# Given instruction
Extract each line where the string "AB模板网" shows up.

Data entries:
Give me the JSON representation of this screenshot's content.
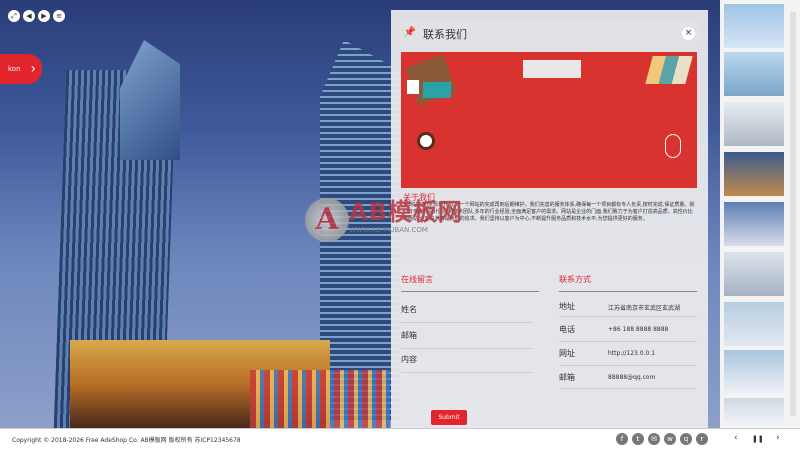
{
  "sidebar": {
    "label": "kon"
  },
  "panel": {
    "title": "联系我们",
    "close_icon": "×",
    "about": {
      "heading": "关于我们",
      "text": "从网站的初步规划开始,到一个网站的完成再到后期维护。我们完善的服务体系,确保每一个项目都有专人负责,按时完成,保证质量。我们有专业的设计团队和技术团队,多年的行业经验,全面满足客户的需求。网站是企业的门面,我们致力于为客户打造高品质、高性价比的网站,让客户满意是我们的追求。我们坚持以客户为中心,不断提升服务品质和技术水平,为您提供更好的服务。"
    },
    "form": {
      "heading": "在线留言",
      "fields": [
        "姓名",
        "邮箱",
        "内容"
      ],
      "submit": "Submit"
    },
    "contact": {
      "heading": "联系方式",
      "rows": [
        {
          "label": "地址",
          "value": "江苏省南京市玄武区玄武湖"
        },
        {
          "label": "电话",
          "value": "+86 188 8888 8888"
        },
        {
          "label": "网址",
          "value": "http://123.0.0.1"
        },
        {
          "label": "邮箱",
          "value": "88888@qq.com"
        }
      ]
    }
  },
  "watermark": {
    "brand": "AB模板网",
    "sub": "WWW.AB-MUBAN.COM"
  },
  "footer": {
    "copyright": "Copyright © 2018-2026 Free AdeShop Co. AB模板网 版权所有   苏ICP12345678",
    "social_icons": [
      "facebook-icon",
      "twitter-icon",
      "mail-icon",
      "weibo-icon",
      "qq-icon",
      "rss-icon"
    ],
    "prev": "‹",
    "pause": "❚❚",
    "next": "›"
  },
  "colors": {
    "accent": "#e2252d"
  }
}
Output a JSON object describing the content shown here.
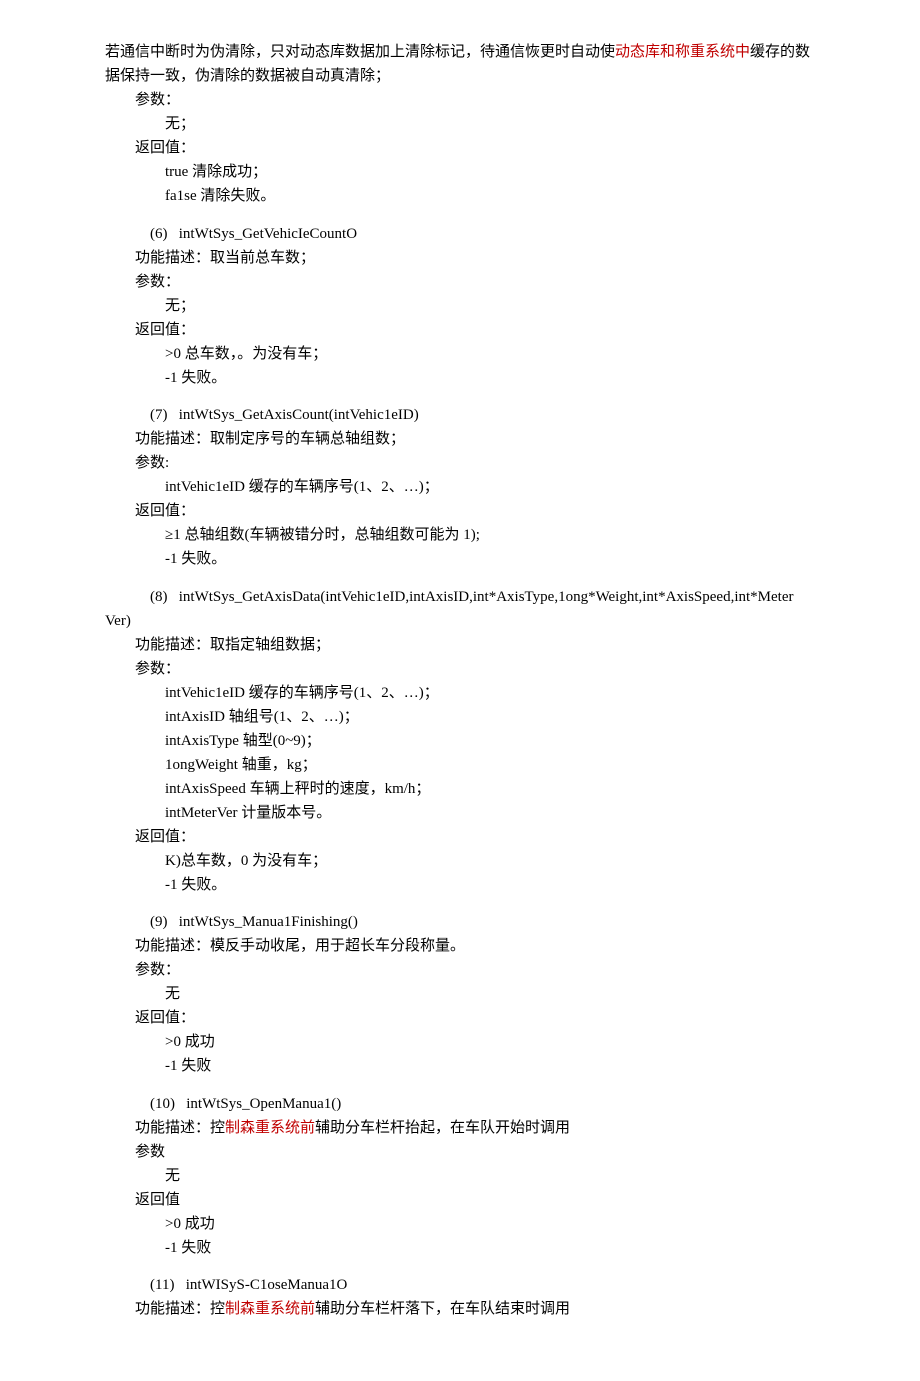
{
  "intro": {
    "l1a": "若通信中断时为伪清除，只对动态库数据加上清除标记，待通信恢更时自动使",
    "l1red": "动态库和称重系统中",
    "l1b": "缓存的数",
    "l2": "据保持一致，伪清除的数据被自动真清除；",
    "params": "参数：",
    "none": "无；",
    "ret": "返回值：",
    "r1": "true 清除成功；",
    "r2": "fa1se 清除失败。"
  },
  "f6": {
    "sig": "intWtSys_GetVehicIeCountO",
    "desc": "功能描述：取当前总车数；",
    "params": "参数：",
    "none": "无；",
    "ret": "返回值：",
    "r1": ">0 总车数，。为没有车；",
    "r2": "-1 失败。"
  },
  "f7": {
    "sig": "intWtSys_GetAxisCount(intVehic1eID)",
    "desc": "功能描述：取制定序号的车辆总轴组数；",
    "params": "参数:",
    "p1": "intVehic1eID 缓存的车辆序号(1、2、…)；",
    "ret": "返回值：",
    "r1": "≥1 总轴组数(车辆被错分时，总轴组数可能为 1);",
    "r2": "-1 失败。"
  },
  "f8": {
    "sig_a": "intWtSys_GetAxisData(intVehic1eID,intAxisID,int*AxisType,1ong*Weight,int*AxisSpeed,int*Meter",
    "sig_b": "Ver)",
    "desc": "功能描述：取指定轴组数据；",
    "params": "参数：",
    "p1": "intVehic1eID 缓存的车辆序号(1、2、…)；",
    "p2": "intAxisID    轴组号(1、2、…)；",
    "p3": "intAxisType 轴型(0~9)；",
    "p4": "1ongWeight 轴重，kg；",
    "p5": "intAxisSpeed 车辆上秤时的速度，km/h；",
    "p6": "intMeterVer 计量版本号。",
    "ret": "返回值：",
    "r1": "K)总车数，0 为没有车；",
    "r2": "-1 失败。"
  },
  "f9": {
    "sig": "intWtSys_Manua1Finishing()",
    "desc": "功能描述：模反手动收尾，用于超长车分段称量。",
    "params": "参数：",
    "none": "无",
    "ret": "返回值：",
    "r1": ">0 成功",
    "r2": "-1 失败"
  },
  "f10": {
    "sig": "intWtSys_OpenManua1()",
    "desc_a": "功能描述：控",
    "desc_red": "制森重系统前",
    "desc_b": "辅助分车栏杆抬起，在车队开始时调用",
    "params": "参数",
    "none": "无",
    "ret": "返回值",
    "r1": ">0 成功",
    "r2": "-1 失败"
  },
  "f11": {
    "sig": "intWISyS-C1oseManua1O",
    "desc_a": "功能描述：控",
    "desc_red": "制森重系统前",
    "desc_b": "辅助分车栏杆落下，在车队结束时调用"
  }
}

# The result
    "brand": "AB模板网",
    "copyright": "Copyright © 2018-2026 Free AdeShop Co. AB模板网 版权所有   苏ICP12345678",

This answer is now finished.